Instructions to follow: Return the records that follow unaltered. Omit every picture.

Source records:
────────────────────

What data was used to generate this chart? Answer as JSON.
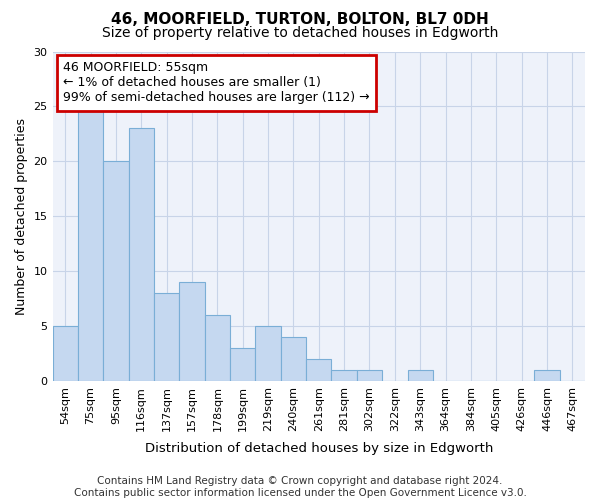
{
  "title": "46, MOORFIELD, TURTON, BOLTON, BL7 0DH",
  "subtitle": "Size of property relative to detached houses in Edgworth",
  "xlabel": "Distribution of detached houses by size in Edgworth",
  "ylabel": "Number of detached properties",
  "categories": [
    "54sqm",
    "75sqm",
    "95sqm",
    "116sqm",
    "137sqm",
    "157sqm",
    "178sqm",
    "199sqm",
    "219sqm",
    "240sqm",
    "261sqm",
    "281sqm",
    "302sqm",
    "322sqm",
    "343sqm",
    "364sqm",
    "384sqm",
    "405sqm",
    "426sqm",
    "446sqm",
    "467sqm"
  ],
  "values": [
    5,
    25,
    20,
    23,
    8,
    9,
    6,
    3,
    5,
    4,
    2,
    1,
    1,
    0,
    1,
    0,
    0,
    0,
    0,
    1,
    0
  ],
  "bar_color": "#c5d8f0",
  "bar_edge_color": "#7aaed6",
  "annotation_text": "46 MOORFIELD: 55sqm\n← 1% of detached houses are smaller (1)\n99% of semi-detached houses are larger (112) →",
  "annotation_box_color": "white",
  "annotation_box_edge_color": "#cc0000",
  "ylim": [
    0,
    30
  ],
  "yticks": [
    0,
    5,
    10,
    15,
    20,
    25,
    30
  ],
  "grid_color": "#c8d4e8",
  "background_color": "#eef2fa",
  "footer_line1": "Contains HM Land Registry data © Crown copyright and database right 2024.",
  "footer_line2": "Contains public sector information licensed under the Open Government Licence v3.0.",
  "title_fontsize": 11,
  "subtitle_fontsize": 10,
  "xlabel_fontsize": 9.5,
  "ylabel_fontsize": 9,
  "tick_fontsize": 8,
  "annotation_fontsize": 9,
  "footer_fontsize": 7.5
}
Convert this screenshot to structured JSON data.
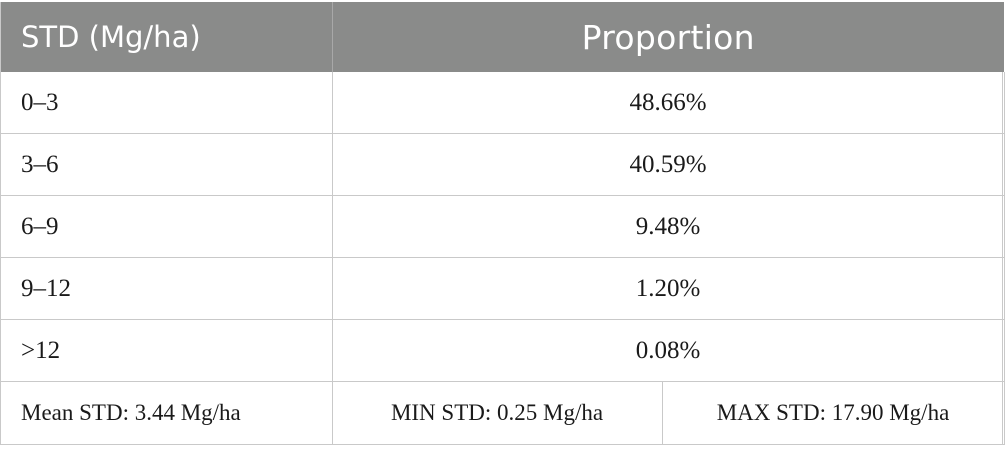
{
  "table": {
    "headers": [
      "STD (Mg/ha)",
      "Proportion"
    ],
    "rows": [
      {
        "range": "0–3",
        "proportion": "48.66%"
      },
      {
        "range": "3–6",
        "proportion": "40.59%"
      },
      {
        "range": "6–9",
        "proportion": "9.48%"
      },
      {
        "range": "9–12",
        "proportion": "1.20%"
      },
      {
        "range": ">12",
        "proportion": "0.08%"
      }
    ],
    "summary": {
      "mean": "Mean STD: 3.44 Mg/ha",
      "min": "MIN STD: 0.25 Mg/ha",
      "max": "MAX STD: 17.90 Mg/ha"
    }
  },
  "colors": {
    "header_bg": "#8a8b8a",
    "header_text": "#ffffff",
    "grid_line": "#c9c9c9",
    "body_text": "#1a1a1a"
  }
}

────────────────────

Result of this task:
What data was used to generate this chart? Answer as JSON.
{
  "title": "46, MOORFIELD, TURTON, BOLTON, BL7 0DH",
  "subtitle": "Size of property relative to detached houses in Edgworth",
  "xlabel": "Distribution of detached houses by size in Edgworth",
  "ylabel": "Number of detached properties",
  "categories": [
    "54sqm",
    "75sqm",
    "95sqm",
    "116sqm",
    "137sqm",
    "157sqm",
    "178sqm",
    "199sqm",
    "219sqm",
    "240sqm",
    "261sqm",
    "281sqm",
    "302sqm",
    "322sqm",
    "343sqm",
    "364sqm",
    "384sqm",
    "405sqm",
    "426sqm",
    "446sqm",
    "467sqm"
  ],
  "values": [
    5,
    25,
    20,
    23,
    8,
    9,
    6,
    3,
    5,
    4,
    2,
    1,
    1,
    0,
    1,
    0,
    0,
    0,
    0,
    1,
    0
  ],
  "bar_color": "#c5d8f0",
  "bar_edge_color": "#7aaed6",
  "annotation_text": "46 MOORFIELD: 55sqm\n← 1% of detached houses are smaller (1)\n99% of semi-detached houses are larger (112) →",
  "annotation_box_color": "white",
  "annotation_box_edge_color": "#cc0000",
  "ylim": [
    0,
    30
  ],
  "yticks": [
    0,
    5,
    10,
    15,
    20,
    25,
    30
  ],
  "grid_color": "#c8d4e8",
  "background_color": "#eef2fa",
  "footer_line1": "Contains HM Land Registry data © Crown copyright and database right 2024.",
  "footer_line2": "Contains public sector information licensed under the Open Government Licence v3.0.",
  "title_fontsize": 11,
  "subtitle_fontsize": 10,
  "xlabel_fontsize": 9.5,
  "ylabel_fontsize": 9,
  "tick_fontsize": 8,
  "annotation_fontsize": 9,
  "footer_fontsize": 7.5
}
Convert this screenshot to structured JSON data.
{
  "table": {
    "headers": [
      "STD (Mg/ha)",
      "Proportion"
    ],
    "rows": [
      {
        "range": "0–3",
        "proportion": "48.66%"
      },
      {
        "range": "3–6",
        "proportion": "40.59%"
      },
      {
        "range": "6–9",
        "proportion": "9.48%"
      },
      {
        "range": "9–12",
        "proportion": "1.20%"
      },
      {
        "range": ">12",
        "proportion": "0.08%"
      }
    ],
    "summary": {
      "mean": "Mean STD: 3.44 Mg/ha",
      "min": "MIN STD: 0.25 Mg/ha",
      "max": "MAX STD: 17.90 Mg/ha"
    }
  },
  "colors": {
    "header_bg": "#8a8b8a",
    "header_text": "#ffffff",
    "grid_line": "#c9c9c9",
    "body_text": "#1a1a1a"
  }
}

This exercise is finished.